_Texte de la page_
________________________

Le discernement est devenu possible grâce au maître. Mon Soi suffit à me rendre heureux. Je suis pure et simple Lumière, toutes les différences ont disparues. La dualité est aussi une manifestation du Soi. La vision du Principe a lieu dans le monde : même en ayant un corps, je suis délivré. 236

Ppour qui le Soi est le corps, tout ce dont on a conscience paraît séparé de soi. De manière analogue, pour moi qui repose dans le Soi, ce corps aussi, qui est perçu comme un objet, apparaît indifférent de moi. 237

Je suis félicité, je suis Śiva, sans second, qui se divertit selon son désir, essence nécessaire du monde. Je ne m’accroche pas à cette brise qu’est l’existence corporelle. Je suis pure Lumière/Apparence, sans imagination. 238

Je suis seulement « être », à tout instant serein, doué d’éternité, de pureté et d’égalité. Je vibre et je suis plein de félicité car je suis conscience. Je suis omniprésent et multiple. 239

A présent, la dualité n’apparaît plus dans l’expérience. Je ne sais pas où a disparu le corps. Je suis comblé de béatitude, sans second. Je suis manifestement affranchi des lieux et des directions. 240



La liberté de la conscience, Râmeshvar Jhâ.

________________________

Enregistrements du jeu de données
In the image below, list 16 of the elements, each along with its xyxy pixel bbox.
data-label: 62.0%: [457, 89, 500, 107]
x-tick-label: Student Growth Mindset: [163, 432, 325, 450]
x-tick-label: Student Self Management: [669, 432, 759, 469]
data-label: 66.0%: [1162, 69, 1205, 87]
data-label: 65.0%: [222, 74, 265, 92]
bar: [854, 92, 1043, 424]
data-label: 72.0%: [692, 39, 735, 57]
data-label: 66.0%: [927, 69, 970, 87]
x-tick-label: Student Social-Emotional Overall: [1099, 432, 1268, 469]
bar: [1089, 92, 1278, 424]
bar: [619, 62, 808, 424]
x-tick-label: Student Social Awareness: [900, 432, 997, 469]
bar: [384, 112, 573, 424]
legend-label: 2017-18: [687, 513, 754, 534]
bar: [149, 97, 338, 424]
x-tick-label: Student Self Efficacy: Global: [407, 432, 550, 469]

________________________

_Consigne_
Dites si chaque affirmation ci-dessous concorde avec le texte de la page, par oui ou par non, en citant à l'identique les mots du texte qui tranchent.
(a) La dualité y est présentée comme une manifestation du Soi.
(b) La délivrance n'y est possible qu'une fois le corps quitté.
(c) La personne qui parle dit s'accrocher à l'existence corporelle.

_Résultat_
(a) Oui : « La dualité est aussi une manifestation du Soi. »
(b) Non : « même en ayant un corps, je suis délivré. »
(c) Non : « Je ne m’accroche pas à cette brise qu’est l’existence corporelle. »